**WORK REQUIRED**
Restate each entry word for word, leaving nothing out.

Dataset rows

-------

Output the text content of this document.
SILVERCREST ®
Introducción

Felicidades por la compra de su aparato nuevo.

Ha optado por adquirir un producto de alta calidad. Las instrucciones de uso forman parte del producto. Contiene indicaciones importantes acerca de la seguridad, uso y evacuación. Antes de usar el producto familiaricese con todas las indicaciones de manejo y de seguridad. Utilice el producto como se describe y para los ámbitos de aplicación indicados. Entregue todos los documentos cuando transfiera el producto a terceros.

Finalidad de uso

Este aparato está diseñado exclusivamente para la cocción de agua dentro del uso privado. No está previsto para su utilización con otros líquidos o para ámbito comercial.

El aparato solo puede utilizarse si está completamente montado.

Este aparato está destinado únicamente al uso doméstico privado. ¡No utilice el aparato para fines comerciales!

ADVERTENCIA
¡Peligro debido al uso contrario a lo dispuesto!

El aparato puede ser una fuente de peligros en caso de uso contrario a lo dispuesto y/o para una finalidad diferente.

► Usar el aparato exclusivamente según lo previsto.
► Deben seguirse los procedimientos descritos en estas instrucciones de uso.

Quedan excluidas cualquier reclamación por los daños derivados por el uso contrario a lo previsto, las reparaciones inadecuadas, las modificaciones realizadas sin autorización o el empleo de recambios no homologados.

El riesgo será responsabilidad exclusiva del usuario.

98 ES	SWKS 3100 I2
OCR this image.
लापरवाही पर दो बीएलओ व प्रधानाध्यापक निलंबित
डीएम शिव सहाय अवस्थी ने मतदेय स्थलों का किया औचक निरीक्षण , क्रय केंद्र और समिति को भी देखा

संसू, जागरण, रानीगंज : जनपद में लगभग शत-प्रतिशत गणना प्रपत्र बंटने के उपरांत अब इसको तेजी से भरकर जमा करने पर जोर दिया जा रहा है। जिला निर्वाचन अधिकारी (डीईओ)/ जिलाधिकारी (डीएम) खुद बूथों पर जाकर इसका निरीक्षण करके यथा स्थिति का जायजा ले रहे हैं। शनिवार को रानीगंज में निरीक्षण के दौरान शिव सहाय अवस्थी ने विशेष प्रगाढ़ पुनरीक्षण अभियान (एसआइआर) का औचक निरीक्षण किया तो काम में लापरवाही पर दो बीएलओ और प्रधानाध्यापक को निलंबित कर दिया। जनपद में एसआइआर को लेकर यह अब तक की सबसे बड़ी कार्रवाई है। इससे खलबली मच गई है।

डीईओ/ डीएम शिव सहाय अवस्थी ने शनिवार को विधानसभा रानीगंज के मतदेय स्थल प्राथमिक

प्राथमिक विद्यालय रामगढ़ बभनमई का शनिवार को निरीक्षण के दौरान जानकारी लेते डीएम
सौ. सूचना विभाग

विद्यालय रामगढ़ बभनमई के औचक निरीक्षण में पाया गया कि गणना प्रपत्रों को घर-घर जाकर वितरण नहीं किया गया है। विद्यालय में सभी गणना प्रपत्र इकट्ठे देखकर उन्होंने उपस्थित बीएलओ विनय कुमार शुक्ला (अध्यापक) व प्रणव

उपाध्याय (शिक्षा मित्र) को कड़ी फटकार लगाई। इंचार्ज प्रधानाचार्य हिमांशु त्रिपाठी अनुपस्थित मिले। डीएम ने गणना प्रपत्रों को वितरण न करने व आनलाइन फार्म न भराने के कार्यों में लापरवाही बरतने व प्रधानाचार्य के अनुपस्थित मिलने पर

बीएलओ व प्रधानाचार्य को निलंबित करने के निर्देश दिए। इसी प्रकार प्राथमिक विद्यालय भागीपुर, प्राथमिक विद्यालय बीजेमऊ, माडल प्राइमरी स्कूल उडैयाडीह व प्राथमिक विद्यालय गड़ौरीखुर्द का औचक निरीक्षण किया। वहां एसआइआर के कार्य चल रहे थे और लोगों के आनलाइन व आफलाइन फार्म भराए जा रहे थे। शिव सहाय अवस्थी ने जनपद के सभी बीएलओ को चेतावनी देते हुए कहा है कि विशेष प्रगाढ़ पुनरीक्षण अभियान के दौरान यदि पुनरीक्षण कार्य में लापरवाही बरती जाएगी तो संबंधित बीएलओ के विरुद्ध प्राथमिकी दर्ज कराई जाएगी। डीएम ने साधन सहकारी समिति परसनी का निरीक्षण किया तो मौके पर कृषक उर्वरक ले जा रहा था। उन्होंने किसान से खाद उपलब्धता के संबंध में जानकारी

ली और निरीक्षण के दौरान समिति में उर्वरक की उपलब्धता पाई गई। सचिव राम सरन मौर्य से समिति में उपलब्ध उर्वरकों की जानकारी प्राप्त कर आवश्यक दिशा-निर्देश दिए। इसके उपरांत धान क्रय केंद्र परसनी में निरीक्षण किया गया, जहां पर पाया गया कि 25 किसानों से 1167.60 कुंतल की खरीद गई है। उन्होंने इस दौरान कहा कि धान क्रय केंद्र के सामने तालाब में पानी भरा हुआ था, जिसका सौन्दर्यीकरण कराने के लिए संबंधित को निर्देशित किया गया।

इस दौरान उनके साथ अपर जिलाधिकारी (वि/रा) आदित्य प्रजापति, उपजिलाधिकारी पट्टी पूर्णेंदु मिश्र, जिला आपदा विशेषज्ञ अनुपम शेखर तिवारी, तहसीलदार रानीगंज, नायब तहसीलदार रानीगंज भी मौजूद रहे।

-------

**RESULT OF THIS EXERCISE**
Output the text content of this document.
SILVERCREST ®
Introducción

Felicidades por la compra de su aparato nuevo.

Ha optado por adquirir un producto de alta calidad. Las instrucciones de uso forman parte del producto. Contiene indicaciones importantes acerca de la seguridad, uso y evacuación. Antes de usar el producto familiaricese con todas las indicaciones de manejo y de seguridad. Utilice el producto como se describe y para los ámbitos de aplicación indicados. Entregue todos los documentos cuando transfiera el producto a terceros.

Finalidad de uso

Este aparato está diseñado exclusivamente para la cocción de agua dentro del uso privado. No está previsto para su utilización con otros líquidos o para ámbito comercial.

El aparato solo puede utilizarse si está completamente montado.

Este aparato está destinado únicamente al uso doméstico privado. ¡No utilice el aparato para fines comerciales!

ADVERTENCIA
¡Peligro debido al uso contrario a lo dispuesto!

El aparato puede ser una fuente de peligros en caso de uso contrario a lo dispuesto y/o para una finalidad diferente.

► Usar el aparato exclusivamente según lo previsto.
► Deben seguirse los procedimientos descritos en estas instrucciones de uso.

Quedan excluidas cualquier reclamación por los daños derivados por el uso contrario a lo previsto, las reparaciones inadecuadas, las modificaciones realizadas sin autorización o el empleo de recambios no homologados.

El riesgo será responsabilidad exclusiva del usuario.

98 ES	SWKS 3100 I2
OCR this image.
लापरवाही पर दो बीएलओ व प्रधानाध्यापक निलंबित
डीएम शिव सहाय अवस्थी ने मतदेय स्थलों का किया औचक निरीक्षण , क्रय केंद्र और समिति को भी देखा

संसू, जागरण, रानीगंज : जनपद में लगभग शत-प्रतिशत गणना प्रपत्र बंटने के उपरांत अब इसको तेजी से भरकर जमा करने पर जोर दिया जा रहा है। जिला निर्वाचन अधिकारी (डीईओ)/ जिलाधिकारी (डीएम) खुद बूथों पर जाकर इसका निरीक्षण करके यथा स्थिति का जायजा ले रहे हैं। शनिवार को रानीगंज में निरीक्षण के दौरान शिव सहाय अवस्थी ने विशेष प्रगाढ़ पुनरीक्षण अभियान (एसआइआर) का औचक निरीक्षण किया तो काम में लापरवाही पर दो बीएलओ और प्रधानाध्यापक को निलंबित कर दिया। जनपद में एसआइआर को लेकर यह अब तक की सबसे बड़ी कार्रवाई है। इससे खलबली मच गई है।

डीईओ/ डीएम शिव सहाय अवस्थी ने शनिवार को विधानसभा रानीगंज के मतदेय स्थल प्राथमिक

प्राथमिक विद्यालय रामगढ़ बभनमई का शनिवार को निरीक्षण के दौरान जानकारी लेते डीएम
सौ. सूचना विभाग

विद्यालय रामगढ़ बभनमई के औचक निरीक्षण में पाया गया कि गणना प्रपत्रों को घर-घर जाकर वितरण नहीं किया गया है। विद्यालय में सभी गणना प्रपत्र इकट्ठे देखकर उन्होंने उपस्थित बीएलओ विनय कुमार शुक्ला (अध्यापक) व प्रणव

उपाध्याय (शिक्षा मित्र) को कड़ी फटकार लगाई। इंचार्ज प्रधानाचार्य हिमांशु त्रिपाठी अनुपस्थित मिले। डीएम ने गणना प्रपत्रों को वितरण न करने व आनलाइन फार्म न भराने के कार्यों में लापरवाही बरतने व प्रधानाचार्य के अनुपस्थित मिलने पर

बीएलओ व प्रधानाचार्य को निलंबित करने के निर्देश दिए। इसी प्रकार प्राथमिक विद्यालय भागीपुर, प्राथमिक विद्यालय बीजेमऊ, माडल प्राइमरी स्कूल उडैयाडीह व प्राथमिक विद्यालय गड़ौरीखुर्द का औचक निरीक्षण किया। वहां एसआइआर के कार्य चल रहे थे और लोगों के आनलाइन व आफलाइन फार्म भराए जा रहे थे। शिव सहाय अवस्थी ने जनपद के सभी बीएलओ को चेतावनी देते हुए कहा है कि विशेष प्रगाढ़ पुनरीक्षण अभियान के दौरान यदि पुनरीक्षण कार्य में लापरवाही बरती जाएगी तो संबंधित बीएलओ के विरुद्ध प्राथमिकी दर्ज कराई जाएगी। डीएम ने साधन सहकारी समिति परसनी का निरीक्षण किया तो मौके पर कृषक उर्वरक ले जा रहा था। उन्होंने किसान से खाद उपलब्धता के संबंध में जानकारी

ली और निरीक्षण के दौरान समिति में उर्वरक की उपलब्धता पाई गई। सचिव राम सरन मौर्य से समिति में उपलब्ध उर्वरकों की जानकारी प्राप्त कर आवश्यक दिशा-निर्देश दिए। इसके उपरांत धान क्रय केंद्र परसनी में निरीक्षण किया गया, जहां पर पाया गया कि 25 किसानों से 1167.60 कुंतल की खरीद गई है। उन्होंने इस दौरान कहा कि धान क्रय केंद्र के सामने तालाब में पानी भरा हुआ था, जिसका सौन्दर्यीकरण कराने के लिए संबंधित को निर्देशित किया गया।

इस दौरान उनके साथ अपर जिलाधिकारी (वि/रा) आदित्य प्रजापति, उपजिलाधिकारी पट्टी पूर्णेंदु मिश्र, जिला आपदा विशेषज्ञ अनुपम शेखर तिवारी, तहसीलदार रानीगंज, नायब तहसीलदार रानीगंज भी मौजूद रहे।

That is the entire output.